◆ To be done
Output the material exactly, but drop every image it holds.

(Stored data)

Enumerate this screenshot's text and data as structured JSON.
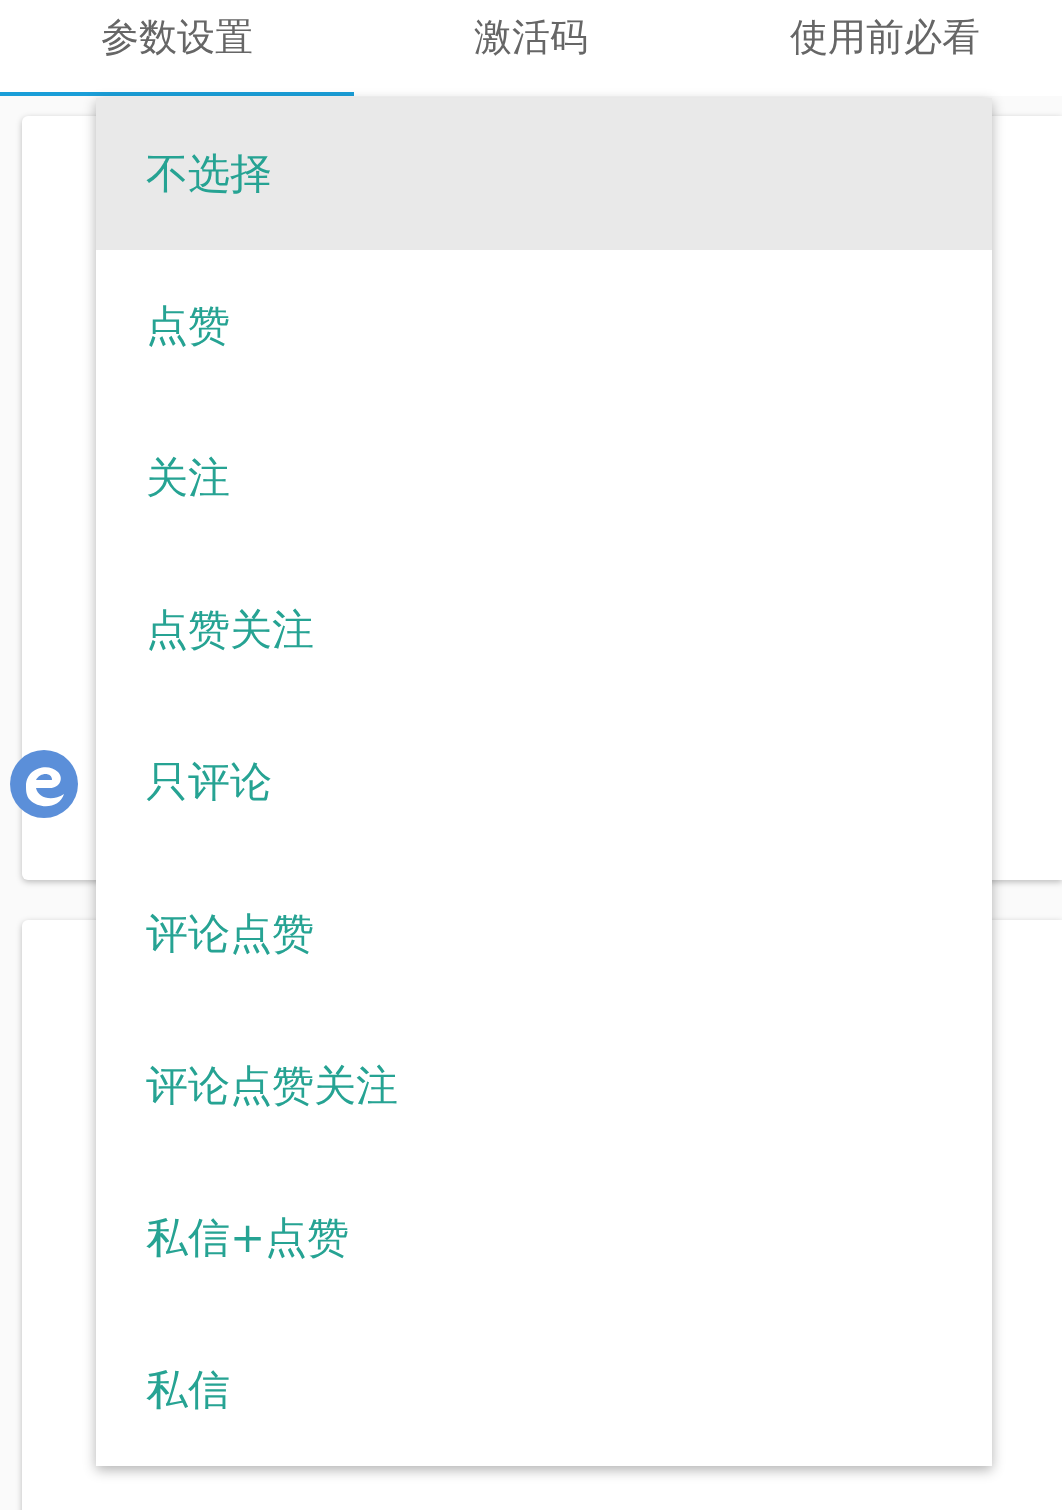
{
  "tabs": [
    {
      "label": "参数设置",
      "selected": true
    },
    {
      "label": "激活码",
      "selected": false
    },
    {
      "label": "使用前必看",
      "selected": false
    }
  ],
  "dropdown": {
    "options": [
      {
        "label": "不选择",
        "selected": true
      },
      {
        "label": "点赞",
        "selected": false
      },
      {
        "label": "关注",
        "selected": false
      },
      {
        "label": "点赞关注",
        "selected": false
      },
      {
        "label": "只评论",
        "selected": false
      },
      {
        "label": "评论点赞",
        "selected": false
      },
      {
        "label": "评论点赞关注",
        "selected": false
      },
      {
        "label": "私信+点赞",
        "selected": false
      },
      {
        "label": "私信",
        "selected": false
      }
    ]
  }
}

◆ Task response
Enumerate this screenshot's text and data as structured JSON.
{
  "tabs": [
    {
      "label": "参数设置",
      "selected": true
    },
    {
      "label": "激活码",
      "selected": false
    },
    {
      "label": "使用前必看",
      "selected": false
    }
  ],
  "dropdown": {
    "options": [
      {
        "label": "不选择",
        "selected": true
      },
      {
        "label": "点赞",
        "selected": false
      },
      {
        "label": "关注",
        "selected": false
      },
      {
        "label": "点赞关注",
        "selected": false
      },
      {
        "label": "只评论",
        "selected": false
      },
      {
        "label": "评论点赞",
        "selected": false
      },
      {
        "label": "评论点赞关注",
        "selected": false
      },
      {
        "label": "私信+点赞",
        "selected": false
      },
      {
        "label": "私信",
        "selected": false
      }
    ]
  }
}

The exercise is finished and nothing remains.